* **Task goal**:
Reproduce every line of the records below verbatim, keeping the original order and changing nothing.

★ ★ ★ ★ ★

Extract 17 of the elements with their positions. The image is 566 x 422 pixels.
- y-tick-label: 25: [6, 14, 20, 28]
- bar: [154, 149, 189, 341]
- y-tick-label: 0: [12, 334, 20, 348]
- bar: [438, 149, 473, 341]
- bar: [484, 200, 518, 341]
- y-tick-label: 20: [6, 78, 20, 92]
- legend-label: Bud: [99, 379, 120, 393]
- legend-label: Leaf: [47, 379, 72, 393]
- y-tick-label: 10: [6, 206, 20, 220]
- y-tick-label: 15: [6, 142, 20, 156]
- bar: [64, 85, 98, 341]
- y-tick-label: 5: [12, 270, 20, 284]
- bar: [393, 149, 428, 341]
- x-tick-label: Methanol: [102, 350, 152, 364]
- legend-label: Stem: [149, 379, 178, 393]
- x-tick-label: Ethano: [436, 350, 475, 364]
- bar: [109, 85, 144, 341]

★ ★ ★ ★ ★

* **Output**:
Extract 17 of the elements with their positions. The image is 566 x 422 pixels.
- y-tick-label: 25: [6, 14, 20, 28]
- bar: [154, 149, 189, 341]
- y-tick-label: 0: [12, 334, 20, 348]
- bar: [438, 149, 473, 341]
- bar: [484, 200, 518, 341]
- y-tick-label: 20: [6, 78, 20, 92]
- legend-label: Bud: [99, 379, 120, 393]
- legend-label: Leaf: [47, 379, 72, 393]
- y-tick-label: 10: [6, 206, 20, 220]
- y-tick-label: 15: [6, 142, 20, 156]
- bar: [64, 85, 98, 341]
- y-tick-label: 5: [12, 270, 20, 284]
- bar: [393, 149, 428, 341]
- x-tick-label: Methanol: [102, 350, 152, 364]
- legend-label: Stem: [149, 379, 178, 393]
- x-tick-label: Ethano: [436, 350, 475, 364]
- bar: [109, 85, 144, 341]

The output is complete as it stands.